Set task -
Every line that contains the word "העבודות" should be copied out.

Given records -
=-=-=-=-=

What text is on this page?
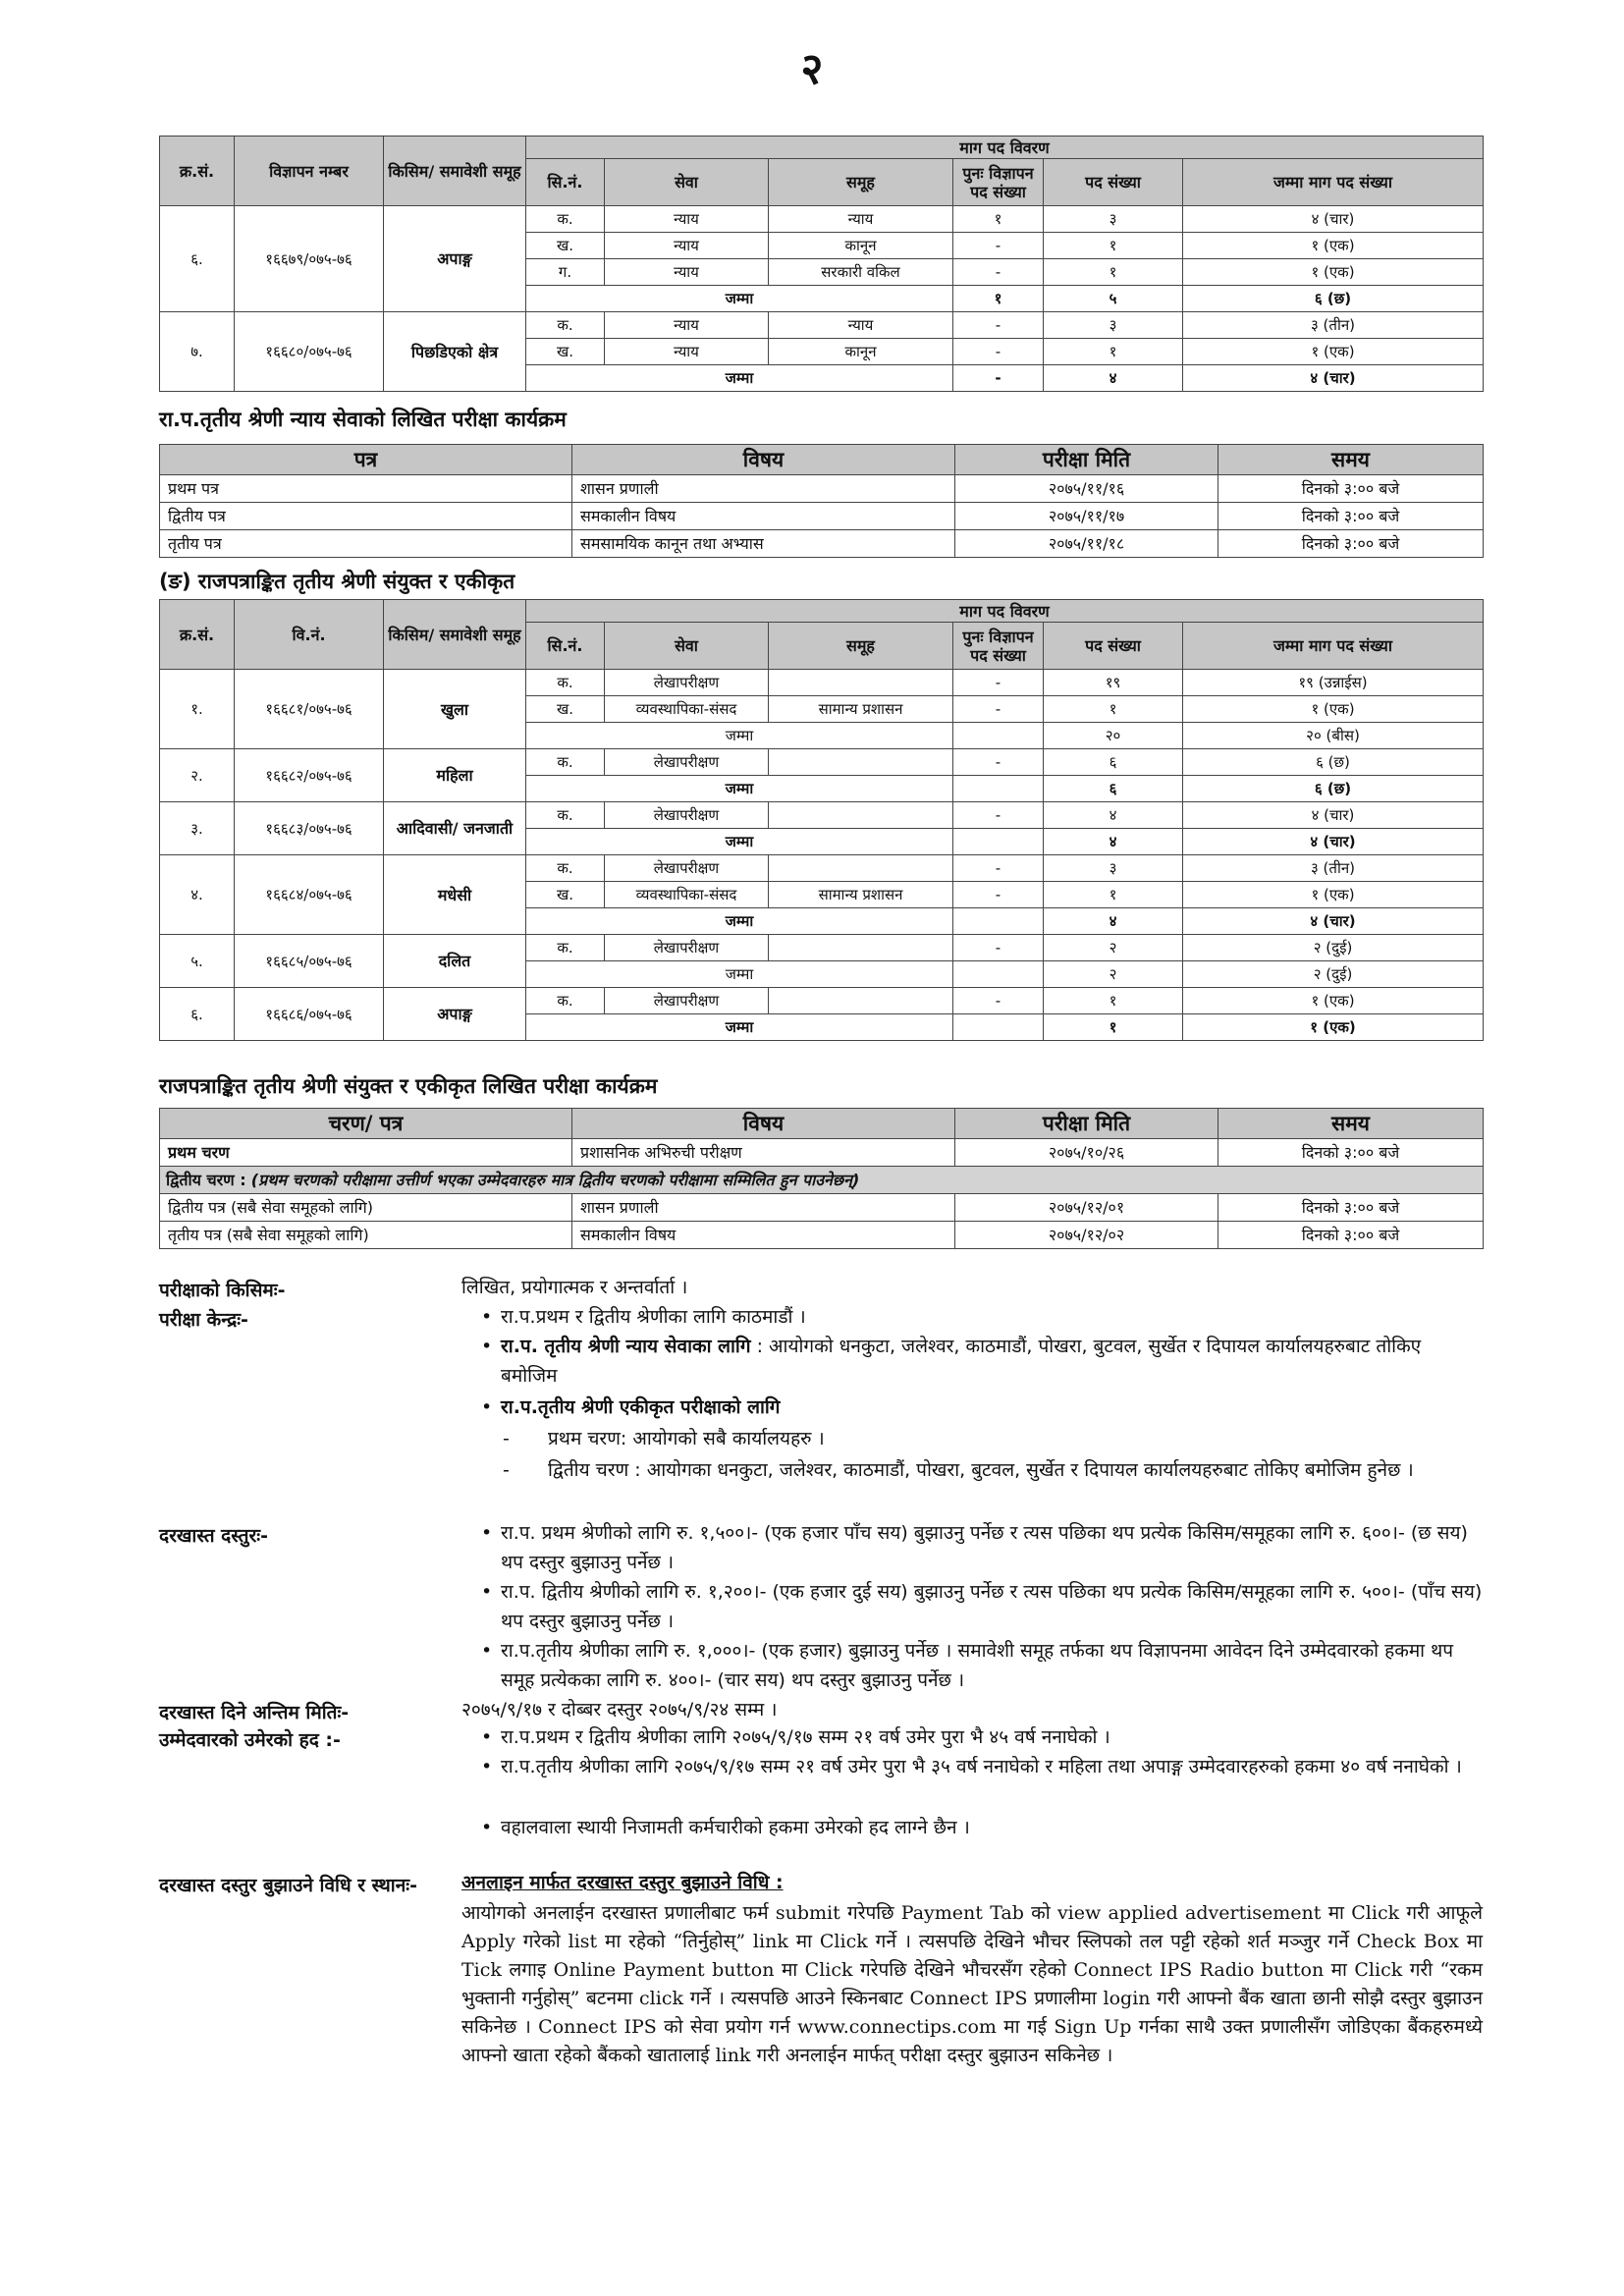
२
क्र.सं.	विज्ञापन नम्बर	किसिम/ समावेशी समूह	माग पद विवरण					
			सि.नं.	सेवा	समूह	पुनः विज्ञापन पद संख्या	पद संख्या	जम्मा माग पद संख्या
६.	१६६७९/०७५-७६	अपाङ्ग	क.	न्याय	न्याय	१	३	४ (चार)
			ख.	न्याय	कानून	-	१	१ (एक)
			ग.	न्याय	सरकारी वकिल	-	१	१ (एक)
			जम्मा			१	५	६ (छ)
७.	१६६८०/०७५-७६	पिछडिएको क्षेत्र	क.	न्याय	न्याय	-	३	३ (तीन)
			ख.	न्याय	कानून	-	१	१ (एक)
			जम्मा			-	४	४ (चार)
रा.प.तृतीय श्रेणी न्याय सेवाको लिखित परीक्षा कार्यक्रम
पत्र	विषय	परीक्षा मिति	समय
प्रथम पत्र	शासन प्रणाली	२०७५/११/१६	दिनको ३:०० बजे
द्वितीय पत्र	समकालीन विषय	२०७५/११/१७	दिनको ३:०० बजे
तृतीय पत्र	समसामयिक कानून तथा अभ्यास	२०७५/११/१८	दिनको ३:०० बजे
(ङ) राजपत्राङ्कित तृतीय श्रेणी संयुक्त र एकीकृत
क्र.सं.	वि.नं.	किसिम/ समावेशी समूह	माग पद विवरण					
			सि.नं.	सेवा	समूह	पुनः विज्ञापन पद संख्या	पद संख्या	जम्मा माग पद संख्या
१.	१६६८१/०७५-७६	खुला	क.	लेखापरीक्षण		-	१९	१९ (उन्नाईस)
			ख.	व्यवस्थापिका-संसद	सामान्य प्रशासन	-	१	१ (एक)
			जम्मा				२०	२० (बीस)
२.	१६६८२/०७५-७६	महिला	क.	लेखापरीक्षण		-	६	६ (छ)
			जम्मा				६	६ (छ)
३.	१६६८३/०७५-७६	आदिवासी/ जनजाती	क.	लेखापरीक्षण		-	४	४ (चार)
			जम्मा				४	४ (चार)
४.	१६६८४/०७५-७६	मधेसी	क.	लेखापरीक्षण		-	३	३ (तीन)
			ख.	व्यवस्थापिका-संसद	सामान्य प्रशासन	-	१	१ (एक)
			जम्मा				४	४ (चार)
५.	१६६८५/०७५-७६	दलित	क.	लेखापरीक्षण		-	२	२ (दुई)
			जम्मा				२	२ (दुई)
६.	१६६८६/०७५-७६	अपाङ्ग	क.	लेखापरीक्षण		-	१	१ (एक)
			जम्मा				१	१ (एक)
राजपत्राङ्कित तृतीय श्रेणी संयुक्त र एकीकृत लिखित परीक्षा कार्यक्रम
चरण/ पत्र	विषय	परीक्षा मिति	समय
प्रथम चरण	प्रशासनिक अभिरुची परीक्षण	२०७५/१०/२६	दिनको ३:०० बजे
द्वितीय चरण : (प्रथम चरणको परीक्षामा उत्तीर्ण भएका उम्मेदवारहरु मात्र द्वितीय चरणको परीक्षामा सम्मिलित हुन पाउनेछन्)			
द्वितीय पत्र (सबै सेवा समूहको लागि)	शासन प्रणाली	२०७५/१२/०१	दिनको ३:०० बजे
तृतीय पत्र (सबै सेवा समूहको लागि)	समकालीन विषय	२०७५/१२/०२	दिनको ३:०० बजे
परीक्षाको किसिमः-	लिखित, प्रयोगात्मक र अन्तर्वार्ता ।
परीक्षा केन्द्रः-	• रा.प.प्रथम र द्वितीय श्रेणीका लागि काठमाडौं ।
• रा.प. तृतीय श्रेणी न्याय सेवाका लागि : आयोगको धनकुटा, जलेश्वर, काठमाडौं, पोखरा, बुटवल, सुर्खेत र दिपायल कार्यालयहरुबाट तोकिए बमोजिम
• रा.प.तृतीय श्रेणी एकीकृत परीक्षाको लागि
- प्रथम चरण: आयोगको सबै कार्यालयहरु ।
- द्वितीय चरण : आयोगका धनकुटा, जलेश्वर, काठमाडौं, पोखरा, बुटवल, सुर्खेत र दिपायल कार्यालयहरुबाट तोकिए बमोजिम हुनेछ ।
दरखास्त दस्तुरः-	• रा.प. प्रथम श्रेणीको लागि रु. १,५००।- (एक हजार पाँच सय) बुझाउनु पर्नेछ र त्यस पछिका थप प्रत्येक किसिम/समूहका लागि रु. ६००।- (छ सय) थप दस्तुर बुझाउनु पर्नेछ ।
• रा.प. द्वितीय श्रेणीको लागि रु. १,२००।- (एक हजार दुई सय) बुझाउनु पर्नेछ र त्यस पछिका थप प्रत्येक किसिम/समूहका लागि रु. ५००।- (पाँच सय) थप दस्तुर बुझाउनु पर्नेछ ।
• रा.प.तृतीय श्रेणीका लागि रु. १,०००।- (एक हजार) बुझाउनु पर्नेछ । समावेशी समूह तर्फका थप विज्ञापनमा आवेदन दिने उम्मेदवारको हकमा थप समूह प्रत्येकका लागि रु. ४००।- (चार सय) थप दस्तुर बुझाउनु पर्नेछ ।
दरखास्त दिने अन्तिम मितिः-	२०७५/९/१७ र दोब्बर दस्तुर २०७५/९/२४ सम्म ।
उम्मेदवारको उमेरको हद :-	• रा.प.प्रथम र द्वितीय श्रेणीका लागि २०७५/९/१७ सम्म २१ वर्ष उमेर पुरा भै ४५ वर्ष ननाघेको ।
• रा.प.तृतीय श्रेणीका लागि २०७५/९/१७ सम्म २१ वर्ष उमेर पुरा भै ३५ वर्ष ननाघेको र महिला तथा अपाङ्ग उम्मेदवारहरुको हकमा ४० वर्ष ननाघेको ।
• वहालवाला स्थायी निजामती कर्मचारीको हकमा उमेरको हद लाग्ने छैन ।
दरखास्त दस्तुर बुझाउने विधि र स्थानः- अनलाइन मार्फत दरखास्त दस्तुर बुझाउने विधि :
आयोगको अनलाईन दरखास्त प्रणालीबाट फर्म submit गरेपछि Payment Tab को view applied advertisement मा Click गरी आफूले Apply गरेको list मा रहेको “तिर्नुहोस्” link मा Click गर्ने । त्यसपछि देखिने भौचर स्लिपको तल पट्टी रहेको शर्त मञ्जुर गर्ने Check Box मा Tick लगाइ Online Payment button मा Click गरेपछि देखिने भौचरसँग रहेको Connect IPS Radio button मा Click गरी “रकम भुक्तानी गर्नुहोस्” बटनमा click गर्ने । त्यसपछि आउने स्किनबाट Connect IPS प्रणालीमा login गरी आफ्नो बैंक खाता छानी सोझै दस्तुर बुझाउन सकिनेछ । Connect IPS को सेवा प्रयोग गर्न www.connectips.com मा गई Sign Up गर्नका साथै उक्त प्रणालीसँग जोडिएका बैंकहरुमध्ये आफ्नो खाता रहेको बैंकको खातालाई link गरी अनलाईन मार्फत् परीक्षा दस्तुर बुझाउन सकिनेछ ।
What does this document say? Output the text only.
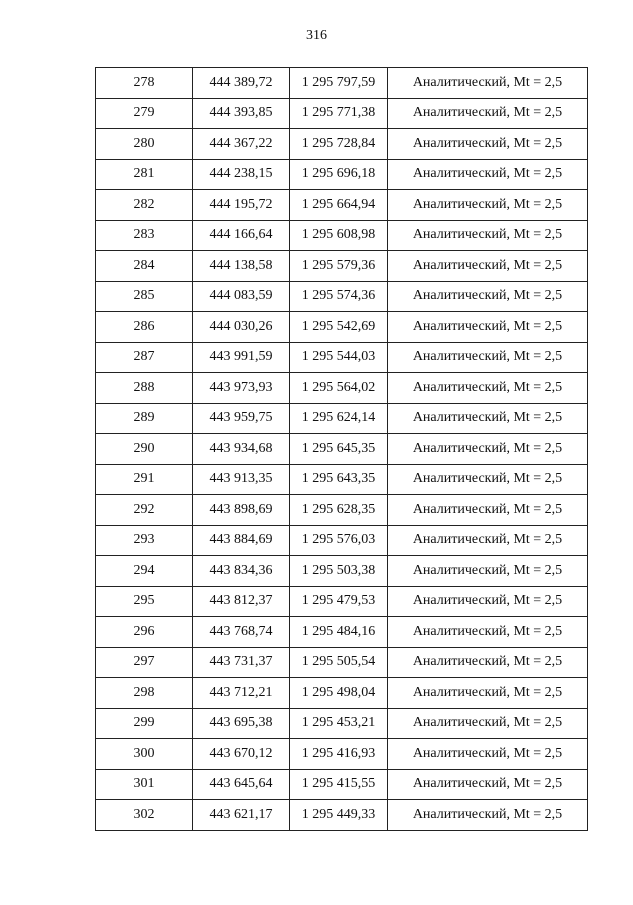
316
278	444 389,72	1 295 797,59	Аналитический, Mt = 2,5
279	444 393,85	1 295 771,38	Аналитический, Mt = 2,5
280	444 367,22	1 295 728,84	Аналитический, Mt = 2,5
281	444 238,15	1 295 696,18	Аналитический, Mt = 2,5
282	444 195,72	1 295 664,94	Аналитический, Mt = 2,5
283	444 166,64	1 295 608,98	Аналитический, Mt = 2,5
284	444 138,58	1 295 579,36	Аналитический, Mt = 2,5
285	444 083,59	1 295 574,36	Аналитический, Mt = 2,5
286	444 030,26	1 295 542,69	Аналитический, Mt = 2,5
287	443 991,59	1 295 544,03	Аналитический, Mt = 2,5
288	443 973,93	1 295 564,02	Аналитический, Mt = 2,5
289	443 959,75	1 295 624,14	Аналитический, Mt = 2,5
290	443 934,68	1 295 645,35	Аналитический, Mt = 2,5
291	443 913,35	1 295 643,35	Аналитический, Mt = 2,5
292	443 898,69	1 295 628,35	Аналитический, Mt = 2,5
293	443 884,69	1 295 576,03	Аналитический, Mt = 2,5
294	443 834,36	1 295 503,38	Аналитический, Mt = 2,5
295	443 812,37	1 295 479,53	Аналитический, Mt = 2,5
296	443 768,74	1 295 484,16	Аналитический, Mt = 2,5
297	443 731,37	1 295 505,54	Аналитический, Mt = 2,5
298	443 712,21	1 295 498,04	Аналитический, Mt = 2,5
299	443 695,38	1 295 453,21	Аналитический, Mt = 2,5
300	443 670,12	1 295 416,93	Аналитический, Mt = 2,5
301	443 645,64	1 295 415,55	Аналитический, Mt = 2,5
302	443 621,17	1 295 449,33	Аналитический, Mt = 2,5
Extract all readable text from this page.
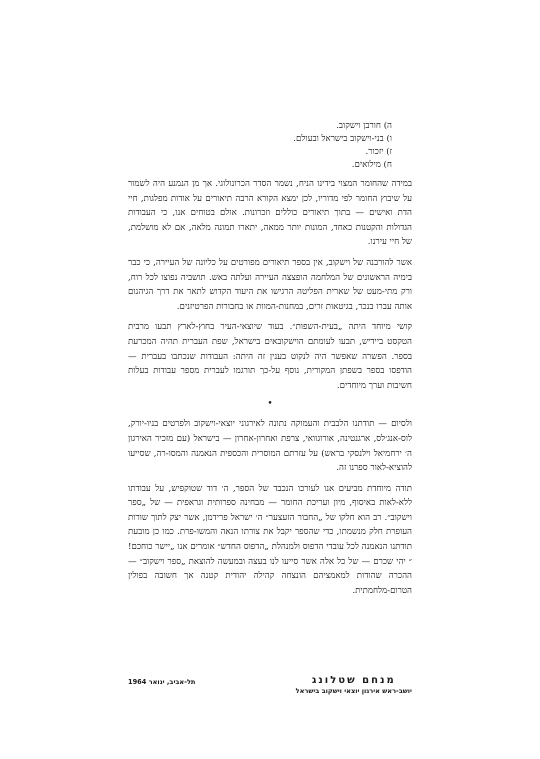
ה) חורבן וישקוב.
ו) בני-וישקוב בישראל ובעולם.
ז) יזכור.
ח) מילואים.

במידה שהחומר המצוי בידינו הניח, נשמר הסדר הכרונולוגי. אך מן הנמנע היה לשמור על שיבוץ החומר לפי מדוריו, לכן ימצא הקורא הרבה תיאורים על אודות מפלגות, חיי הדת ואישים — בתוך תיאורים כוללים וזכרונות. אולם בטוחים אנו, כי העבודות הגדולות והקטנות כאחד, המונות יותר ממאה, יתארו תמונה מלאה, אם לא מושלמת, של חיי עירנו.

אשר להורבנה של וישקוב, אין בספר תיאורים מפורטים על כליונה של העיירה, כי כבר בימיה הראשונים של המלחמה הופצצה העיירה ועלתה באש. תושביה נפוצו לכל רוח, ורק מתי-מעט של שארית הפליטה הרגישו את היעוד הקדוש לתאר את דרך הגיהנום אותה עברו בנכר, בגיטאות זרים, במחנות-המוות או בחבורות הפרטיזנים.

קושי מיוחד היתה „בעית-השפות״. בעוד שיוצאי-העיר בחוץ-לארץ תבעו מרבית הטקסט ביידיש, תבעו לעומתם הוישקובאים בישראל, שפת העברית תהיה המכרעת בספר. הפשרה שאפשר היה לנקוט בענין זה היתה: העבודות שנכתבו בעברית — הודפסו בספר בשפתן המקורית, נוסף על-כך תורגמו לעברית מספר עבודות בעלות חשיבות וערך מיוחדים.

•

ולסיום — תודתנו הלבבית והעמוקה נתונה לאירגוני יוצאי-וישקוב ולפרטים בניו-יורק, לוס-אנג׳לס, ארגנטינה, אורוגוואי, צרפת ואחרון-אחרון — בישראל (עם מזכיר האירגון ה׳ ירחמיאל וילנסקי בראש) על עזרתם המוסרית והכספית הנאמנה והמסו-רה, שסייעו להוציא-לאור ספרנו זה.

תודה מיוחדת מביעים אנו לעורכו הנכבד של הספר, ה׳ דוד שטוקפיש, על עבודתו ללא-לאות באיסוף, מיון ועריכת החומר — מבחינה ספרותית וגראפית — של „ספר וישקוב״. רב הוא חלקו של „החבור הזעצער״ ה׳ ישראל פרידמן, אשר יצק לתוך שורות העופרת חלק מנשמתו, כדי שהספר יקבל את צורתו הנאה והמשו-פרת. כמו כן מובעת תודתנו הנאמנה לכל עובדי הדפוס ולמנהלת „הדפוס החדש״ אומרים אנו „יישר כוחכם!״ יהי שכרם — של כל אלה אשר סייעו לנו בעצה ובמעשה להוצאת „ספר וישקוב״ — ההכרה שהודות למאמציהם הונצחה קהילה יהודית קטנה אך חשובה בפולין הטרום-מלחמתית.

מנחם שטלונג
יושב-ראש אירגון יוצאי וישקוב בישראל
תל-אביב, ינואר 1964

=-=-=-=-=

The reply -
במידה שהחומר המצוי בידינו הניח, נשמר הסדר הכרונולוגי. אך מן הנמנע היה לשמור על שיבוץ החומר לפי מדוריו, לכן ימצא הקורא הרבה תיאורים על אודות מפלגות, חיי הדת ואישים — בתוך תיאורים כוללים וזכרונות. אולם בטוחים אנו, כי העבודות הגדולות והקטנות כאחד, המונות יותר ממאה, יתארו תמונה מלאה, אם לא מושלמת, של חיי עירנו.
קושי מיוחד היתה „בעית-השפות״. בעוד שיוצאי-העיר בחוץ-לארץ תבעו מרבית הטקסט ביידיש, תבעו לעומתם הוישקובאים בישראל, שפת העברית תהיה המכרעת בספר. הפשרה שאפשר היה לנקוט בענין זה היתה: העבודות שנכתבו בעברית — הודפסו בספר בשפתן המקורית, נוסף על-כך תורגמו לעברית מספר עבודות בעלות חשיבות וערך מיוחדים.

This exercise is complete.